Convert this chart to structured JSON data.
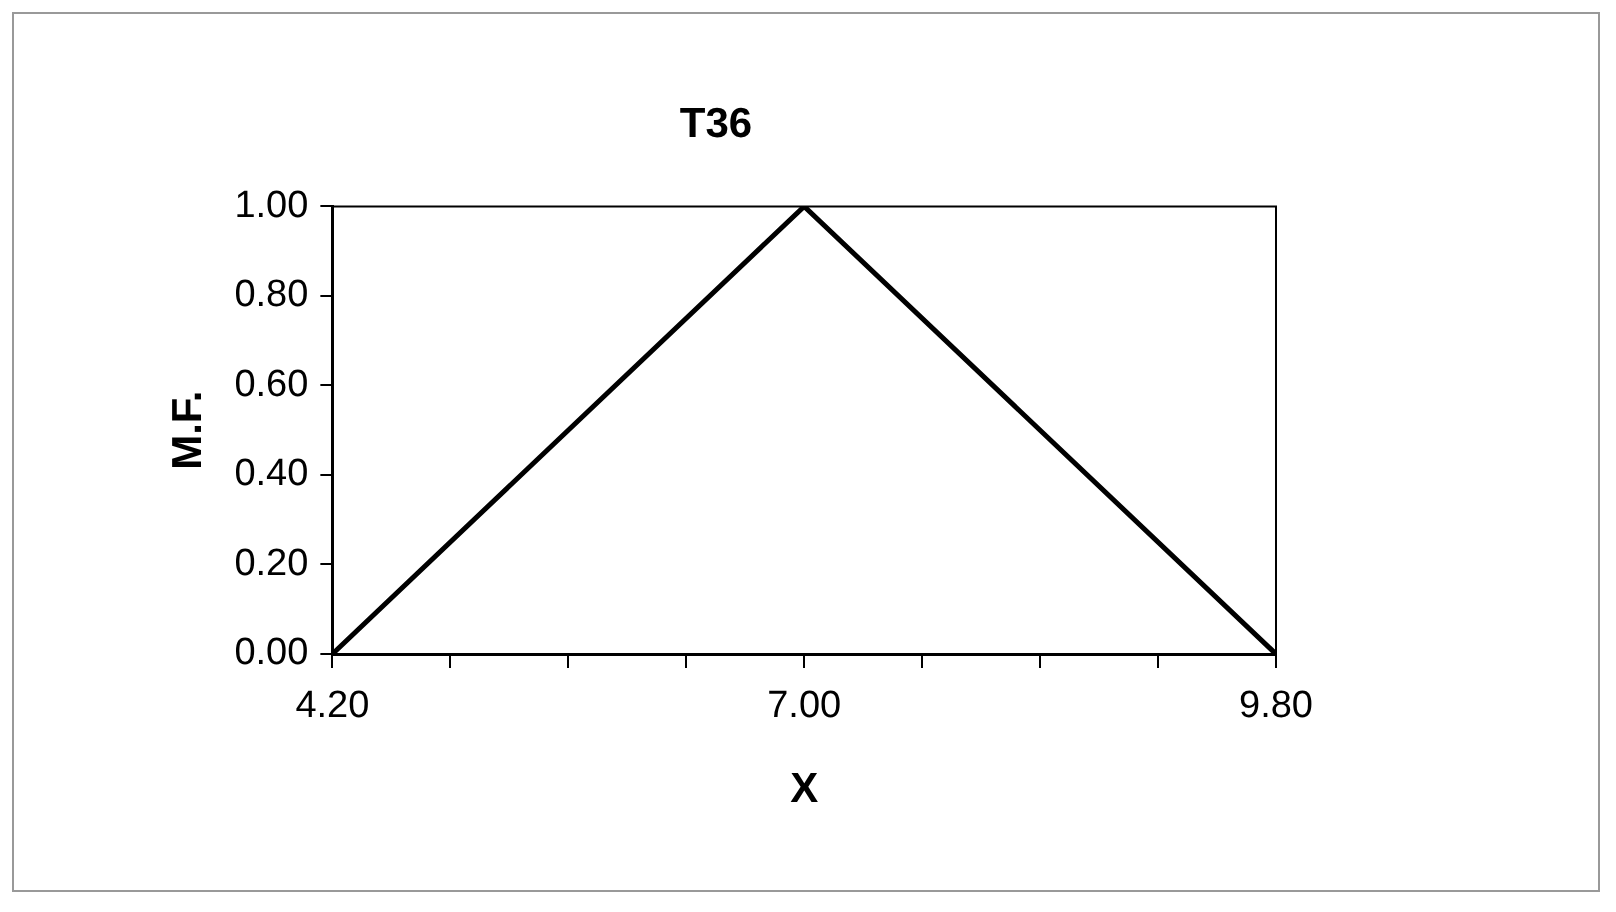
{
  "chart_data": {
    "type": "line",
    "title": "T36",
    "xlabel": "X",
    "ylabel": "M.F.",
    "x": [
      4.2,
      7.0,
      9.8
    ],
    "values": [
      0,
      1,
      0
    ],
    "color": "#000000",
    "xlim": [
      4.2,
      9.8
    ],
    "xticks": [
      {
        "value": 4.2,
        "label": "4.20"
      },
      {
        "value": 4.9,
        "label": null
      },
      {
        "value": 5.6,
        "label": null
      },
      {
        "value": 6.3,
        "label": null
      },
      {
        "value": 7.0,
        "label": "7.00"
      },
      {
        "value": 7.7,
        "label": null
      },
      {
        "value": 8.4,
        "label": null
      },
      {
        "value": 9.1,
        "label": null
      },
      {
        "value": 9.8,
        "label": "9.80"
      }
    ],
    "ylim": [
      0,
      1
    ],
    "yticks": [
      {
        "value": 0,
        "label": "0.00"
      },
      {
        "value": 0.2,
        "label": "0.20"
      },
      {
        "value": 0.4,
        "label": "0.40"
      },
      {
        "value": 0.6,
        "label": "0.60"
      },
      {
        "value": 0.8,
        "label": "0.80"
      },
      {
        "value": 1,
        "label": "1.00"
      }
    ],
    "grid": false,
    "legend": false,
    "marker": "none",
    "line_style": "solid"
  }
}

**What the task asks:**
Copy all of the entries verbatim, leaving out any pictures they contain.

**Exercise response:**
Convert this chart to structured JSON data.
{
  "chart_data": {
    "type": "line",
    "title": "T36",
    "xlabel": "X",
    "ylabel": "M.F.",
    "x": [
      4.2,
      7.0,
      9.8
    ],
    "values": [
      0,
      1,
      0
    ],
    "color": "#000000",
    "xlim": [
      4.2,
      9.8
    ],
    "xticks": [
      {
        "value": 4.2,
        "label": "4.20"
      },
      {
        "value": 4.9,
        "label": null
      },
      {
        "value": 5.6,
        "label": null
      },
      {
        "value": 6.3,
        "label": null
      },
      {
        "value": 7.0,
        "label": "7.00"
      },
      {
        "value": 7.7,
        "label": null
      },
      {
        "value": 8.4,
        "label": null
      },
      {
        "value": 9.1,
        "label": null
      },
      {
        "value": 9.8,
        "label": "9.80"
      }
    ],
    "ylim": [
      0,
      1
    ],
    "yticks": [
      {
        "value": 0,
        "label": "0.00"
      },
      {
        "value": 0.2,
        "label": "0.20"
      },
      {
        "value": 0.4,
        "label": "0.40"
      },
      {
        "value": 0.6,
        "label": "0.60"
      },
      {
        "value": 0.8,
        "label": "0.80"
      },
      {
        "value": 1,
        "label": "1.00"
      }
    ],
    "grid": false,
    "legend": false,
    "marker": "none",
    "line_style": "solid"
  }
}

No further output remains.